[start of Supplied information]

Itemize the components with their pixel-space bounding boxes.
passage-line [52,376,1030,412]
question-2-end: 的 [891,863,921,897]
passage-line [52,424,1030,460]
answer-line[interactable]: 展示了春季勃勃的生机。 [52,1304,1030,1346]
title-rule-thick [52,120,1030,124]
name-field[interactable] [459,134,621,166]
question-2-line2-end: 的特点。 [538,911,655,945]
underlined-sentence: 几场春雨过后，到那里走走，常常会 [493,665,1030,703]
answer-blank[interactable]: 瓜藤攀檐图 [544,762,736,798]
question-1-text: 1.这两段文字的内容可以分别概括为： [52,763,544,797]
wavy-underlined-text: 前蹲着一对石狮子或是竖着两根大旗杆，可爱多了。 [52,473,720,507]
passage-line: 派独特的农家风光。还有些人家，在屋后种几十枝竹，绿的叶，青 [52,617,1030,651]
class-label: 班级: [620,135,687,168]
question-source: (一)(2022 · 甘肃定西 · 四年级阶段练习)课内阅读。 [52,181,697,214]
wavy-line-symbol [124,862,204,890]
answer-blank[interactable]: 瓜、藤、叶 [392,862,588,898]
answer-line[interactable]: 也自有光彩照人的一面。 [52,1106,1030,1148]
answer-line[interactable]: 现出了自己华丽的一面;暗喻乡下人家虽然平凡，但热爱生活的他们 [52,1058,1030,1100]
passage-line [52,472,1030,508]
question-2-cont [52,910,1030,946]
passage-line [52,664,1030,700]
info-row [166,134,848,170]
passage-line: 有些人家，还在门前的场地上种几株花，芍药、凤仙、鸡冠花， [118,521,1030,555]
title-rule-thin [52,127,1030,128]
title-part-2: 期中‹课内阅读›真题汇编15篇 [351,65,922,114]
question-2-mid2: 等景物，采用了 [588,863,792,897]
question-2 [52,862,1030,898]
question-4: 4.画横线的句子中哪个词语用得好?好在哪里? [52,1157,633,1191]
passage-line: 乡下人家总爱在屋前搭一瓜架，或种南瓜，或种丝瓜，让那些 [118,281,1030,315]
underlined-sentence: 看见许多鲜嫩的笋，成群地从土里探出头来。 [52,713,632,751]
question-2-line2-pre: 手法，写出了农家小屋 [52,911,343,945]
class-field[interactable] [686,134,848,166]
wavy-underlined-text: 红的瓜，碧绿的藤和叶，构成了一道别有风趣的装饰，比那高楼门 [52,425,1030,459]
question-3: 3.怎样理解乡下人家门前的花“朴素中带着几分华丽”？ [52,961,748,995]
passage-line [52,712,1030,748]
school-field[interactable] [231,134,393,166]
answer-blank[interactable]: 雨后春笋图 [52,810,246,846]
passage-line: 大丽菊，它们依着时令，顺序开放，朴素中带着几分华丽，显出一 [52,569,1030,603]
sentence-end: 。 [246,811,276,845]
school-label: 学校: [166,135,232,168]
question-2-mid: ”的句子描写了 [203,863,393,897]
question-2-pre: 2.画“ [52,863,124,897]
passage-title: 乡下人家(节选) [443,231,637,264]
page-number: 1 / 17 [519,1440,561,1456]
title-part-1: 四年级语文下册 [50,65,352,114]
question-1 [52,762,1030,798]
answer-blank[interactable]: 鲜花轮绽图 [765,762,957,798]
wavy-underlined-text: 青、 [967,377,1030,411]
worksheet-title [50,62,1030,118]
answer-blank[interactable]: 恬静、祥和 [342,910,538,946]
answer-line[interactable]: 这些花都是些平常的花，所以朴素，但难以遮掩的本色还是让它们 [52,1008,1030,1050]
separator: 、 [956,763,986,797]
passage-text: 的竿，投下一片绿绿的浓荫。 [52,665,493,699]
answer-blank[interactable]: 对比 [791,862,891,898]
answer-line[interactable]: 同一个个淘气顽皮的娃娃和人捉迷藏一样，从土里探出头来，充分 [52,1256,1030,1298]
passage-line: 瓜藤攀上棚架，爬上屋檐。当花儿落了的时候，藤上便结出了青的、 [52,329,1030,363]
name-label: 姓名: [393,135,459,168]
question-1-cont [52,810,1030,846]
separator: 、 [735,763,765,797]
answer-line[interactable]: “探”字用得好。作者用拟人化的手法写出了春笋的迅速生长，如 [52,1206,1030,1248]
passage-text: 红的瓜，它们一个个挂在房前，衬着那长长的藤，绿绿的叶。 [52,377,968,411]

[end of Supplied information]
[start of Supplied information]

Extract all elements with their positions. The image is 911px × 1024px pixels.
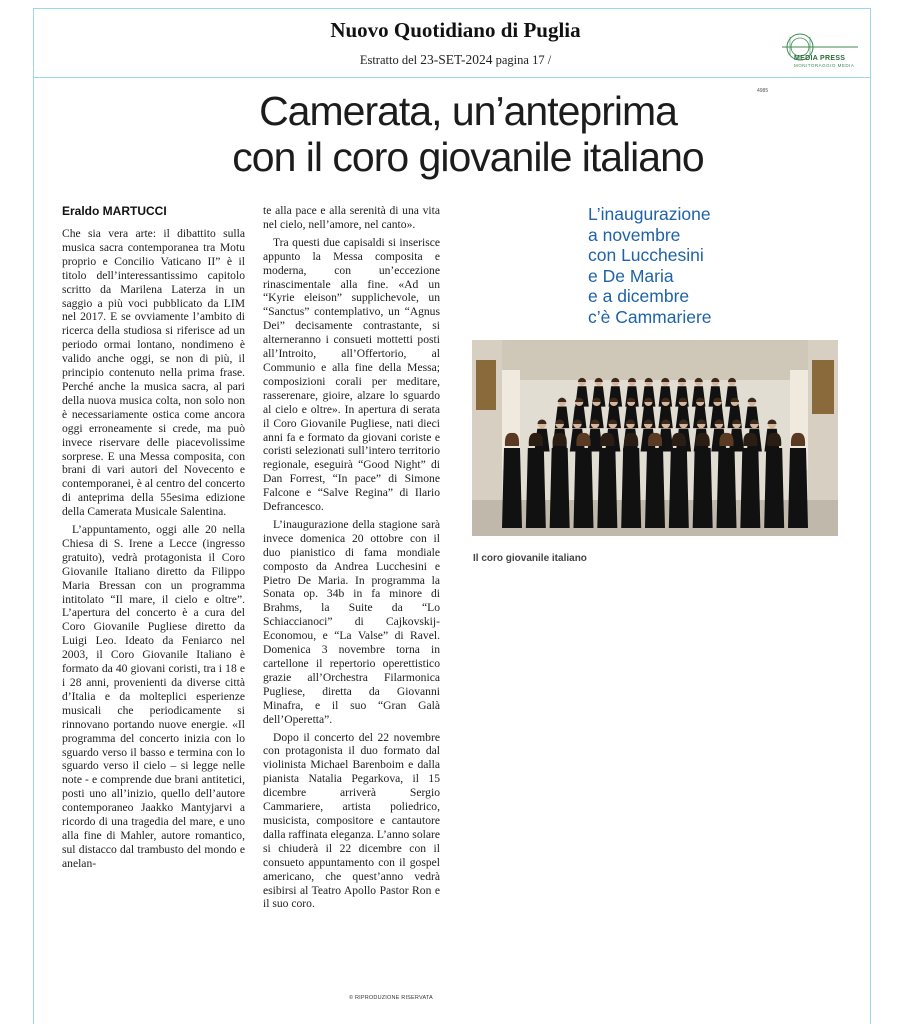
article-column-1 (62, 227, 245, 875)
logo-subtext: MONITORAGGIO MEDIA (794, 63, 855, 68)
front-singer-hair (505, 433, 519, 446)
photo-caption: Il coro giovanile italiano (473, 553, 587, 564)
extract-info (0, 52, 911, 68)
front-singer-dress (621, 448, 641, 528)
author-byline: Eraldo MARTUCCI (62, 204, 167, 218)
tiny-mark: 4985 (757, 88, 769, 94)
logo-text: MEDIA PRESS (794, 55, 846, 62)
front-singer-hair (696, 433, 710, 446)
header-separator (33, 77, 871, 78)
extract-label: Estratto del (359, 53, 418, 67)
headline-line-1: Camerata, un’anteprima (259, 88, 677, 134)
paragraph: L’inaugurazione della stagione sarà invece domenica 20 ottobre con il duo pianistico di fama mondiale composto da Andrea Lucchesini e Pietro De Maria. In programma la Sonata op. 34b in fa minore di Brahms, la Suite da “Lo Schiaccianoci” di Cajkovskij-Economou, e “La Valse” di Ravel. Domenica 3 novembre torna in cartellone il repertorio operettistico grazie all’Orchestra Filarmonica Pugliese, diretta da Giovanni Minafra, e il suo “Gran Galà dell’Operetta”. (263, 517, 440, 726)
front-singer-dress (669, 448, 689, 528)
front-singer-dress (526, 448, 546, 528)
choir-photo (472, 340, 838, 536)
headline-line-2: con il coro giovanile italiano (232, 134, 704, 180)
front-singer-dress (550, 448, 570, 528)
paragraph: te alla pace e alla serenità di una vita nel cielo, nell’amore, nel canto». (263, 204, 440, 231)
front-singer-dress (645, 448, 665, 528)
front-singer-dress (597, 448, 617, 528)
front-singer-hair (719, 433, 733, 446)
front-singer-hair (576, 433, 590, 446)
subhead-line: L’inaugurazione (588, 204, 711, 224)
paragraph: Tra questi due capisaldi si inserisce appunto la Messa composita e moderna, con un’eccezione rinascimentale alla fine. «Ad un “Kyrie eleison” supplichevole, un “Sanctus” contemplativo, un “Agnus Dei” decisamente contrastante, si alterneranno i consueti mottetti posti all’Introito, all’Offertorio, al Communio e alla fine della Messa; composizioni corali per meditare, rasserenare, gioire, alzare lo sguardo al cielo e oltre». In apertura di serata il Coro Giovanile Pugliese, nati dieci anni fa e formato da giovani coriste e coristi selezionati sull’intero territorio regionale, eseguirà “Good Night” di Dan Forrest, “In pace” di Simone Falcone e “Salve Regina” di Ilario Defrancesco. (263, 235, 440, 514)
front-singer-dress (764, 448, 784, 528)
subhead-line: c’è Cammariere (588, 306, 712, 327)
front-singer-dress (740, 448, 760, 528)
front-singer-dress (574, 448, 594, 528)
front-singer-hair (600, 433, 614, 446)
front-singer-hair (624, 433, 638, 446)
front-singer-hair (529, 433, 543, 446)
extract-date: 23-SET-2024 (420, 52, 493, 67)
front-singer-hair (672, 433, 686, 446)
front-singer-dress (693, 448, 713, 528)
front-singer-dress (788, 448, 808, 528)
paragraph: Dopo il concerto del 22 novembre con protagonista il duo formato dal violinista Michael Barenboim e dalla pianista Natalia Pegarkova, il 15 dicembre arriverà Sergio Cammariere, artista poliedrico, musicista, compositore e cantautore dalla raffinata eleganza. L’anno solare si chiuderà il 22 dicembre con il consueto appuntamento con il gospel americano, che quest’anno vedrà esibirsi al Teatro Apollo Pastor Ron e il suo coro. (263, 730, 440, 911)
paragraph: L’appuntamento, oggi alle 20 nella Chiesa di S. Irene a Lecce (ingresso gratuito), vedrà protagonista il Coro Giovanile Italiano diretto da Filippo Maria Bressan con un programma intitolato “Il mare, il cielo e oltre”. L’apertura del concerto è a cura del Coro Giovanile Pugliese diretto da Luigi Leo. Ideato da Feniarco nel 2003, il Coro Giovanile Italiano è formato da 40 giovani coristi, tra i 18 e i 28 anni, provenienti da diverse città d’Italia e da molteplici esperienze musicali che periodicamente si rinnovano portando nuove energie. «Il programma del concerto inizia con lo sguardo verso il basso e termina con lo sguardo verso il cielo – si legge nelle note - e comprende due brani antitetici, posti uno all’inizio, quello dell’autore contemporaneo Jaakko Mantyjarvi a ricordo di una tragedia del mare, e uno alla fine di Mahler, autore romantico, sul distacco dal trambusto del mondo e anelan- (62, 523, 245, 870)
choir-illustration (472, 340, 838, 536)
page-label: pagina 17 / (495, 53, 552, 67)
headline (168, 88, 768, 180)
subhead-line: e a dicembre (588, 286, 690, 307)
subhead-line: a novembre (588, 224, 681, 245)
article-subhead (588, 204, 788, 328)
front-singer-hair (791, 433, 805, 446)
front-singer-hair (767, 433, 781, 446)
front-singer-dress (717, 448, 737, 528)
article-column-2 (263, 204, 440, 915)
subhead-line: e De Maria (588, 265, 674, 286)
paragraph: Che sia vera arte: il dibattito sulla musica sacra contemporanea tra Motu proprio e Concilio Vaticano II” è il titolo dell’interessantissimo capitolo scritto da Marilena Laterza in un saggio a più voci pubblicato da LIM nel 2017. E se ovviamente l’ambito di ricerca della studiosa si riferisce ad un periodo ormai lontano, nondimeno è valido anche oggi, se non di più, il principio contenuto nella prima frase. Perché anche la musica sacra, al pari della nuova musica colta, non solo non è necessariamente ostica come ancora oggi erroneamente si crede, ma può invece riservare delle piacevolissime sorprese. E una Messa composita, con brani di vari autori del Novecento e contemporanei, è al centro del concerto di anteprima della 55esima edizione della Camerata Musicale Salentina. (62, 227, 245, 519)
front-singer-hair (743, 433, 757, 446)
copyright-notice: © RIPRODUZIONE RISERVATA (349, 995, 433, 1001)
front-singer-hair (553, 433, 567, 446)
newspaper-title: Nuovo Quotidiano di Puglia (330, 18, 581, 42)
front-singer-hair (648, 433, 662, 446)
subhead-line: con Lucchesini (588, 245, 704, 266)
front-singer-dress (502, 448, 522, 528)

[end of Supplied information]
[start of Supplied information]

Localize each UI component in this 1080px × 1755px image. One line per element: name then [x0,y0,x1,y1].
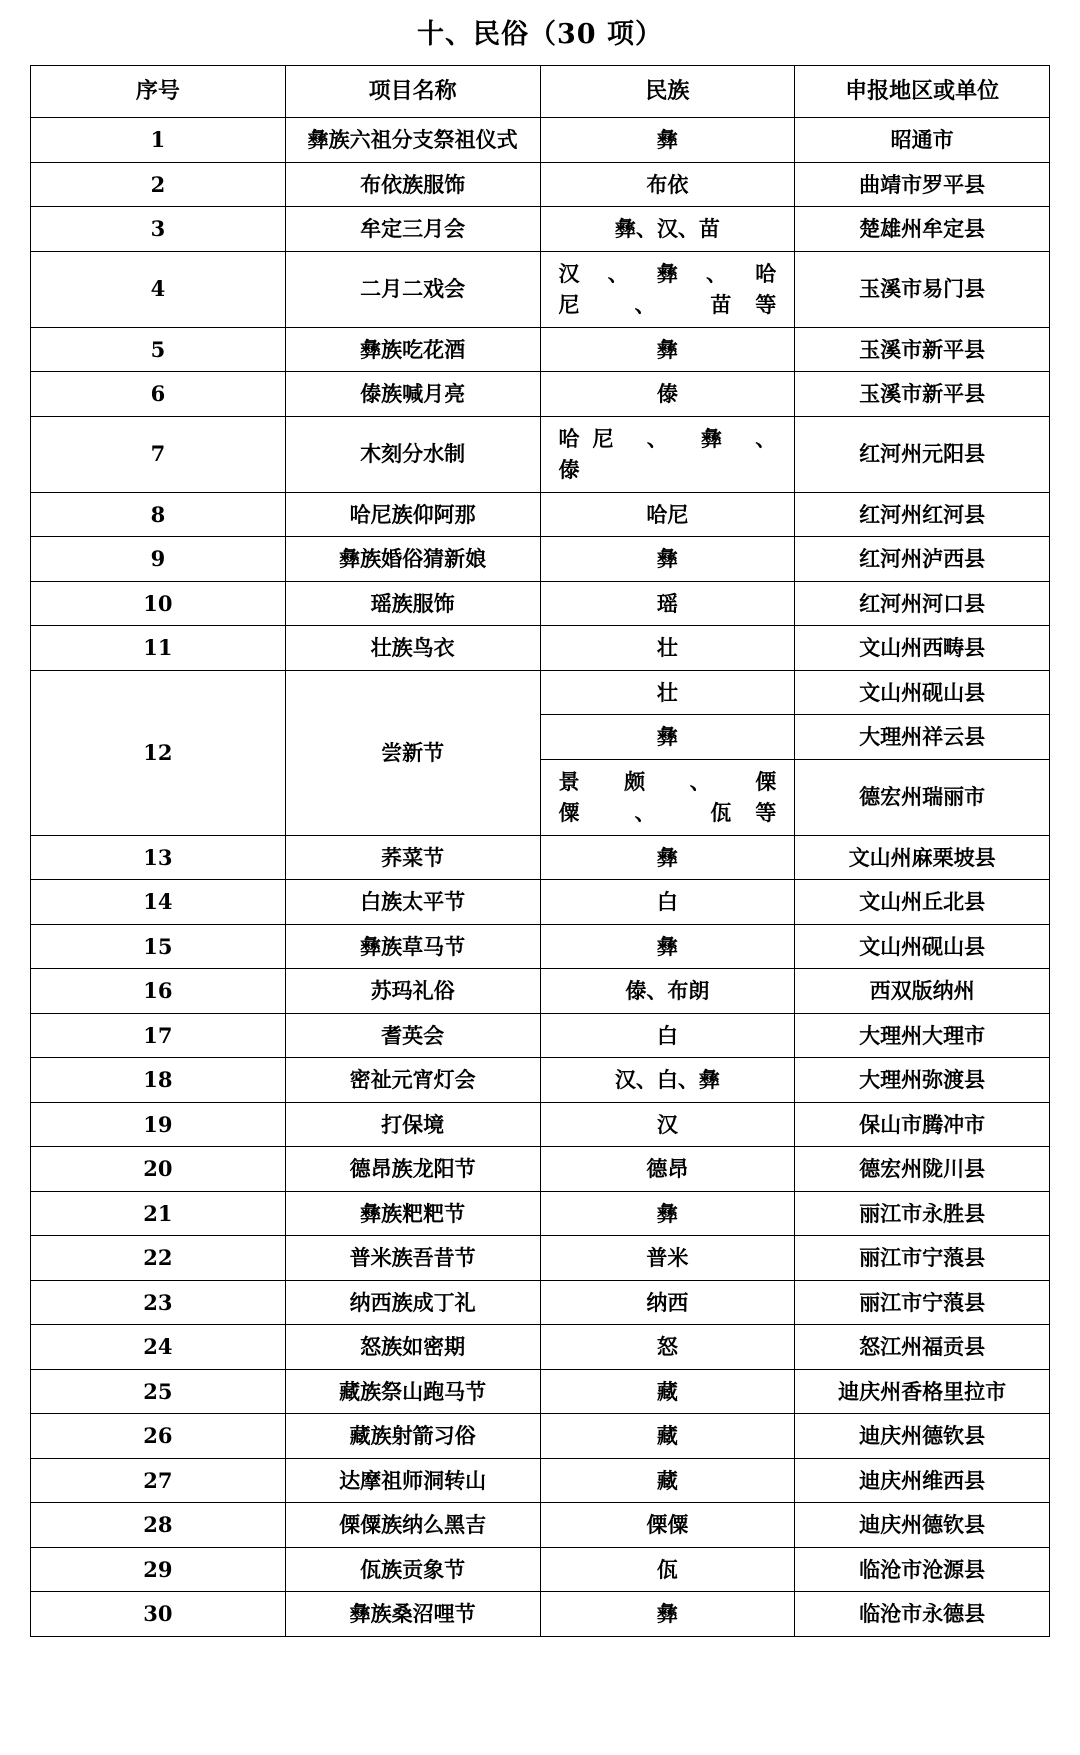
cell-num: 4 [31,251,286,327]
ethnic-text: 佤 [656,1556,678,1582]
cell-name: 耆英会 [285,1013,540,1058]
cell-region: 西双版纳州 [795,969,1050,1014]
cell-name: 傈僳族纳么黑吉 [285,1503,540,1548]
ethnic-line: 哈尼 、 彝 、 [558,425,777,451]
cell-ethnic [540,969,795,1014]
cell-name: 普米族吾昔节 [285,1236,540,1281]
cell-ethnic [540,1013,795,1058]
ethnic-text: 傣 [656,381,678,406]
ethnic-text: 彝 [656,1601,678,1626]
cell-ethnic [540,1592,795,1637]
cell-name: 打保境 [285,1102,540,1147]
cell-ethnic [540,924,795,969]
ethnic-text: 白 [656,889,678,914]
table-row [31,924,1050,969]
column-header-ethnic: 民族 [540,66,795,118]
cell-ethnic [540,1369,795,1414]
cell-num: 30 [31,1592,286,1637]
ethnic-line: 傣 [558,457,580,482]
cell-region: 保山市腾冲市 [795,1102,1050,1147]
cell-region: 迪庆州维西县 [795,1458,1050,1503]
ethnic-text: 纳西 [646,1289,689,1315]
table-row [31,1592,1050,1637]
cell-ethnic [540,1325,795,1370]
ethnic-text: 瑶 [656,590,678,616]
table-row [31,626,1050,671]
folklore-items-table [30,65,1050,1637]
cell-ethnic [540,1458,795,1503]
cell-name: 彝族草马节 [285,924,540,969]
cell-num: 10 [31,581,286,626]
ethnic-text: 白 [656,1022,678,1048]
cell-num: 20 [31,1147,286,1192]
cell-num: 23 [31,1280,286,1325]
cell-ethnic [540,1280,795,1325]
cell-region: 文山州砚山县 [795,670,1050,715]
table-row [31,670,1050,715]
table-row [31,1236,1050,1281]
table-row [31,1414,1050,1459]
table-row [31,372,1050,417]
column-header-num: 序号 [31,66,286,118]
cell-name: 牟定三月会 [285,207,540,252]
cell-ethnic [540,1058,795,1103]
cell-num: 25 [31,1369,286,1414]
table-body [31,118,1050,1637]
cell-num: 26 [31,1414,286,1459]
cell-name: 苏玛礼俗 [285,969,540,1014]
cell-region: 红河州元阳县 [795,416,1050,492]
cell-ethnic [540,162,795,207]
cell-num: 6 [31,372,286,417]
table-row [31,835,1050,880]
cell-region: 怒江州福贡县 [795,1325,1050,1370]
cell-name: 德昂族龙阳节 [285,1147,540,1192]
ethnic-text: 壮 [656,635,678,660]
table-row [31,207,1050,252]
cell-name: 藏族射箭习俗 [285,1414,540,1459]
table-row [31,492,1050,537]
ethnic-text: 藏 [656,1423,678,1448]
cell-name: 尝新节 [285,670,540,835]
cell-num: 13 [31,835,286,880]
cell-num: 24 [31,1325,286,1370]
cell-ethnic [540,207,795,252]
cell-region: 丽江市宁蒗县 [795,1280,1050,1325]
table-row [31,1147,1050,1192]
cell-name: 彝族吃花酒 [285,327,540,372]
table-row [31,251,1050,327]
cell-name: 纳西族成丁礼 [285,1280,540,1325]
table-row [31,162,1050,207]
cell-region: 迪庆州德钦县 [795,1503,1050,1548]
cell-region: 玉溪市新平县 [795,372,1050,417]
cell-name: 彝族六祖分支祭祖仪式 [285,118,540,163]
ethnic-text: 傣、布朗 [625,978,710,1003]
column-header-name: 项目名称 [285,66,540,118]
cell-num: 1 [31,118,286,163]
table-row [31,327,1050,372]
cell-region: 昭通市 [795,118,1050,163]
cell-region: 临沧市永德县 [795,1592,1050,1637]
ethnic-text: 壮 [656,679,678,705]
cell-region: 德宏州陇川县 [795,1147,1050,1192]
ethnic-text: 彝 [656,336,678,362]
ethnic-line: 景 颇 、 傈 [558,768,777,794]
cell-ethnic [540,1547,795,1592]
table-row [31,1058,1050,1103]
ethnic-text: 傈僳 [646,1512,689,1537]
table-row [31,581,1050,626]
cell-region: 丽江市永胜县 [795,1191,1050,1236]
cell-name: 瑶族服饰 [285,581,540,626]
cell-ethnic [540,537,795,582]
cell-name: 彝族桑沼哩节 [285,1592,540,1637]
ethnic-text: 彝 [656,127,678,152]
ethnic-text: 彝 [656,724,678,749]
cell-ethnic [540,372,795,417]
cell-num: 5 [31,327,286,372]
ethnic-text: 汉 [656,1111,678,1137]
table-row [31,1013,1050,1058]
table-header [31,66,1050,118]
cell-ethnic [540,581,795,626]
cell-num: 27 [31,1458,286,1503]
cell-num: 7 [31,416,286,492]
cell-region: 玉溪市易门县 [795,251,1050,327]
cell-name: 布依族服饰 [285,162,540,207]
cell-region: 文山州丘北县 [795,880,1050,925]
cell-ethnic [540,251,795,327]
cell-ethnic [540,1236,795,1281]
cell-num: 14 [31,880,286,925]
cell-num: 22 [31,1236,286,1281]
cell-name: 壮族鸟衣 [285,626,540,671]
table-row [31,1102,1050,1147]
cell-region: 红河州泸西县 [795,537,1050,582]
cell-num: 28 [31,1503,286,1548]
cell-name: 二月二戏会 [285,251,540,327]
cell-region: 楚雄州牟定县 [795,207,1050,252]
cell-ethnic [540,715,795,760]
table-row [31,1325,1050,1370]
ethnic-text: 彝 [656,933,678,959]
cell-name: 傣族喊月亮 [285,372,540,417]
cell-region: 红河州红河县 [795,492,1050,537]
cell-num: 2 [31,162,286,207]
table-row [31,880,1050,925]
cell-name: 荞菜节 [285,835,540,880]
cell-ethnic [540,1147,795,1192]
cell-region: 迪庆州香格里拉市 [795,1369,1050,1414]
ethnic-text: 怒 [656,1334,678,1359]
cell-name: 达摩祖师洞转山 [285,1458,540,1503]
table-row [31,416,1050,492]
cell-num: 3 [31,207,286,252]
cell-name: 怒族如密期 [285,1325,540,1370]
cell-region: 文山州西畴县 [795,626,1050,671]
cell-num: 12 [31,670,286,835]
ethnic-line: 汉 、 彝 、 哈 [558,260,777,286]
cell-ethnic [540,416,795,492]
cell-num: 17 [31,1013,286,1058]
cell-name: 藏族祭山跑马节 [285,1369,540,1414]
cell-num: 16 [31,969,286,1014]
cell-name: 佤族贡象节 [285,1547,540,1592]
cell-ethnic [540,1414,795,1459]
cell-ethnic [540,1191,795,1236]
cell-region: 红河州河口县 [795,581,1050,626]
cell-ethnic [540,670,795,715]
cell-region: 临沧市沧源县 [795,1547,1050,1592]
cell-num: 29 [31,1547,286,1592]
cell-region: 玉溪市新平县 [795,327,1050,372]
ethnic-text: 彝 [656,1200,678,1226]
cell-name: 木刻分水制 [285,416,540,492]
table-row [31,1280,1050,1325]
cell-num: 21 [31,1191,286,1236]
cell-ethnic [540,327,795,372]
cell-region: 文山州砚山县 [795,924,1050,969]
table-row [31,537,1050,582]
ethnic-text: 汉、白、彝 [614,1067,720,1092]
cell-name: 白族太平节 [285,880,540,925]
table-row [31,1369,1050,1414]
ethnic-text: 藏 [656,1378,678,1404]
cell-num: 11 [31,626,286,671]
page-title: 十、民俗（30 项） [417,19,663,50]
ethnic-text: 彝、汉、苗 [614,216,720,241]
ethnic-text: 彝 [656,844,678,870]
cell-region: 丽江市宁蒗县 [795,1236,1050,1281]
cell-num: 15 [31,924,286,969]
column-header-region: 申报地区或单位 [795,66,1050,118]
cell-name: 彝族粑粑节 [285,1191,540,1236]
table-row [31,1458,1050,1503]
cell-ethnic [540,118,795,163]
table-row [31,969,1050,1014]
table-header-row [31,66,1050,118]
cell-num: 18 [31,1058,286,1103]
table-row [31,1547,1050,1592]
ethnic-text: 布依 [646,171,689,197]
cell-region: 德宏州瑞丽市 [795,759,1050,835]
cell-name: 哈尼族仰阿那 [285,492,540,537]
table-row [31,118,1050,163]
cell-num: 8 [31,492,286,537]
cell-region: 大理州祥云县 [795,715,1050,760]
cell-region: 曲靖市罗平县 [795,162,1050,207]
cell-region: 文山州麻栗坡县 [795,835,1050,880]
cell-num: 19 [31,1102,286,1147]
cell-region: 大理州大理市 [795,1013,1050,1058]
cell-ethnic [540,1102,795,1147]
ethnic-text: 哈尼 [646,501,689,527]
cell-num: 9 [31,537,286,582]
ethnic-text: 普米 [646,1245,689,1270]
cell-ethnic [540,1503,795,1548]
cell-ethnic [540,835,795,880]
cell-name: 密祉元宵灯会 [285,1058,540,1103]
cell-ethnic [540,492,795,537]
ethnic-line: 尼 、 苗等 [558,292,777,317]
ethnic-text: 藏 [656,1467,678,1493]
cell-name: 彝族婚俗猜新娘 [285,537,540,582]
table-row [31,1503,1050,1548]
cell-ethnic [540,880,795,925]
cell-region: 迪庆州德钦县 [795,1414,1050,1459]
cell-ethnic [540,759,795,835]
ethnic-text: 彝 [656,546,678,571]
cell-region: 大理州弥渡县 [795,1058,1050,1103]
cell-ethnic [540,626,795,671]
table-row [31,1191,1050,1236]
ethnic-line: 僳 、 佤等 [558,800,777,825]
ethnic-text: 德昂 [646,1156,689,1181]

[end of Supplied information]

_What you are asked to do:_ Reproduce the entries verbatim, beginning at the line that contains "Itemize the components" and ending after the line that contains "class-label: 班级: [620,135,687,168]".

_Written response:_
Itemize the components with their pixel-space bounding boxes.
passage-line [52,376,1030,412]
question-2-end: 的 [891,863,921,897]
passage-line [52,424,1030,460]
answer-line[interactable]: 展示了春季勃勃的生机。 [52,1304,1030,1346]
title-rule-thick [52,120,1030,124]
name-field[interactable] [459,134,621,166]
question-2-line2-end: 的特点。 [538,911,655,945]
underlined-sentence: 几场春雨过后，到那里走走，常常会 [493,665,1030,703]
answer-blank[interactable]: 瓜藤攀檐图 [544,762,736,798]
question-1-text: 1.这两段文字的内容可以分别概括为： [52,763,544,797]
wavy-underlined-text: 前蹲着一对石狮子或是竖着两根大旗杆，可爱多了。 [52,473,720,507]
passage-line: 派独特的农家风光。还有些人家，在屋后种几十枝竹，绿的叶，青 [52,617,1030,651]
class-label: 班级: [620,135,687,168]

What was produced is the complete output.